#### What to do:
Copy out every line of the records where the string "office" occurs.
__________
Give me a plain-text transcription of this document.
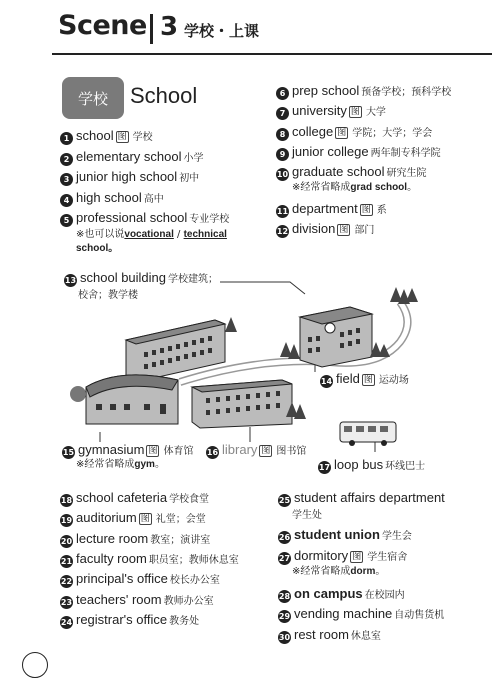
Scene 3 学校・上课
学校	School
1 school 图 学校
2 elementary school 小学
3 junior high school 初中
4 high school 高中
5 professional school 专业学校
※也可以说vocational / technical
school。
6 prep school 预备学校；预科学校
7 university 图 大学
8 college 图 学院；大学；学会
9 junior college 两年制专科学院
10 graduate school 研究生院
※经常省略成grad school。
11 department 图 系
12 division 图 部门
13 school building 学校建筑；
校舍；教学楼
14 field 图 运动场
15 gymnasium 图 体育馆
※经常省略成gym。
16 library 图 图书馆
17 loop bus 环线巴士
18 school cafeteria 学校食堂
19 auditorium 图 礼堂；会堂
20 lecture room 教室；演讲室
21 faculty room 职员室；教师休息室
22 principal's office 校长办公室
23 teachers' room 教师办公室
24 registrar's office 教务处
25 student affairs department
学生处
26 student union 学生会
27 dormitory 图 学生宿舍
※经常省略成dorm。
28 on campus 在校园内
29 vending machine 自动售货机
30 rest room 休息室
__________
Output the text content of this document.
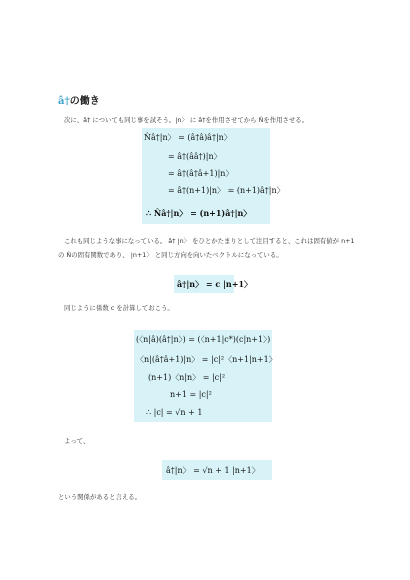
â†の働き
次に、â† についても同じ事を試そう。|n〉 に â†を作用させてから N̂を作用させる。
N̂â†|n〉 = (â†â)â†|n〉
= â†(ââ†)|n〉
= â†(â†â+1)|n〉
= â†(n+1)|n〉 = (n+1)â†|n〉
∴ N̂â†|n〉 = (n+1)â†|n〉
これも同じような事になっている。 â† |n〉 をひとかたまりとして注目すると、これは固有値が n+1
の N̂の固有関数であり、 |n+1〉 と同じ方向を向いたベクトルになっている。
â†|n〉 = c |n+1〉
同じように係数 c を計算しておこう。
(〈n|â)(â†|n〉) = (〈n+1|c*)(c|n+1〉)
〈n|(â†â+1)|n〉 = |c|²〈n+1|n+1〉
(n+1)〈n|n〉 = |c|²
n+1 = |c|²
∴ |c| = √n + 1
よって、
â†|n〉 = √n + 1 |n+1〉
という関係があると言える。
__________
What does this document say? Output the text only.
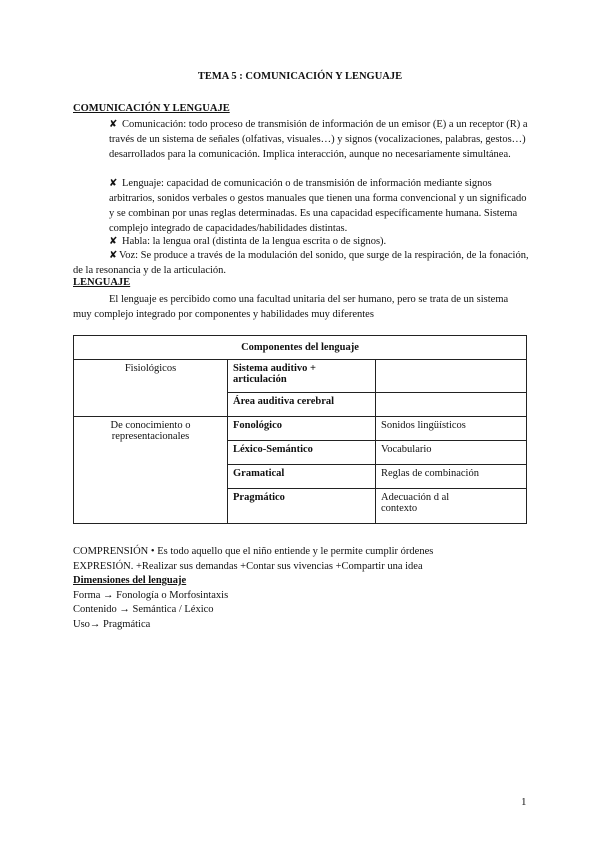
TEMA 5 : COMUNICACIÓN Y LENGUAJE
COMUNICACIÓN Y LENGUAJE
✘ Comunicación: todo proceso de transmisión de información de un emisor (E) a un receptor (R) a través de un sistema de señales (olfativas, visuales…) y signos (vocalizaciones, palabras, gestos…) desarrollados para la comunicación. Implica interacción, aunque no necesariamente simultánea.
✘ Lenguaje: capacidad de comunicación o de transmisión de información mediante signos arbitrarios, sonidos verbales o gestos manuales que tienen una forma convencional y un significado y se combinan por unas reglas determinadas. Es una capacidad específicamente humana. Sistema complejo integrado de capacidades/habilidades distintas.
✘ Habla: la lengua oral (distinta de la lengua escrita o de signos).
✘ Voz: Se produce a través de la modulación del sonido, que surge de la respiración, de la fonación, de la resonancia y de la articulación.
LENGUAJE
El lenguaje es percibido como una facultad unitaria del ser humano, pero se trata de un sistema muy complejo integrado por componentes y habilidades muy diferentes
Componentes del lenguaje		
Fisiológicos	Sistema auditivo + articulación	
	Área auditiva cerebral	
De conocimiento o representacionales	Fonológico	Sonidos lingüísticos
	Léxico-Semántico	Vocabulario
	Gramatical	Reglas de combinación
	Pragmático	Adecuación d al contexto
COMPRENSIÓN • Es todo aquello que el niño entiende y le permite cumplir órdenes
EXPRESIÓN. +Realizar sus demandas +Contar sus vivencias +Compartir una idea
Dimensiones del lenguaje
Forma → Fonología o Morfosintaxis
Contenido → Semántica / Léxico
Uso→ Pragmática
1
__________
#### Exercise output:
22 principal's office 校长办公室
24 registrar's office 教务处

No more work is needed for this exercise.